• Exercise aim: What lines of the data below hold the string "University"? Copy each one.

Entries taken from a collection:

╔══

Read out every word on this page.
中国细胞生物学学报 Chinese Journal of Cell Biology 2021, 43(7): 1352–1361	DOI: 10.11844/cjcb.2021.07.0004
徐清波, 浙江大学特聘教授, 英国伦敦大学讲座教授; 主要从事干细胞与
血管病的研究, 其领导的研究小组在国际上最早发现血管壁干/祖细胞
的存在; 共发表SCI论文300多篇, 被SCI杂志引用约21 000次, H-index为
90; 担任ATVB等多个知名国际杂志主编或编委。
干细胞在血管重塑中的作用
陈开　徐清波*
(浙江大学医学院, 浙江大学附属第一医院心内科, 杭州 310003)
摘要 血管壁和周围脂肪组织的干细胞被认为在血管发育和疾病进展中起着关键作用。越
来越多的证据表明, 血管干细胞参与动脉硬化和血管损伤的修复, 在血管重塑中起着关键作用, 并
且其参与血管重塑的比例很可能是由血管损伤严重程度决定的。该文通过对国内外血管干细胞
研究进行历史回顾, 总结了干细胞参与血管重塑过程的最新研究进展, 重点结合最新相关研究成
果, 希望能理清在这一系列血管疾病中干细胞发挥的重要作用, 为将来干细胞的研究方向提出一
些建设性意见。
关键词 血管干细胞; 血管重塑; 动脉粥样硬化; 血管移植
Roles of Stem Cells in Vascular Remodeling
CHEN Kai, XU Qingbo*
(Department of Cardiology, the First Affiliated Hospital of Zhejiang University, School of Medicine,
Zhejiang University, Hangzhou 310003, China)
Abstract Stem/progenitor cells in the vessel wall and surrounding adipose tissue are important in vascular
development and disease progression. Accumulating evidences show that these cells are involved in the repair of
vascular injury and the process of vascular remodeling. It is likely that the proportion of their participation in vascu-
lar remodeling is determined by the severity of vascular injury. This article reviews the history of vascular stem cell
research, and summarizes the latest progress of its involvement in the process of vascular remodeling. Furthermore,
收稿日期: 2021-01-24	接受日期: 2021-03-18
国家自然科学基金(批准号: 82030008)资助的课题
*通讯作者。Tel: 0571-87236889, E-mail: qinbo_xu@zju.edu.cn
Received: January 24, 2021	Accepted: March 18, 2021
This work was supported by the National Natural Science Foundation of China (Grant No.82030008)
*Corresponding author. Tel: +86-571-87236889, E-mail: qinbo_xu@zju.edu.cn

╚══

• Task response:
(Department of Cardiology, the First Affiliated Hospital of Zhejiang University, School of Medicine,
Zhejiang University, Hangzhou 310003, China)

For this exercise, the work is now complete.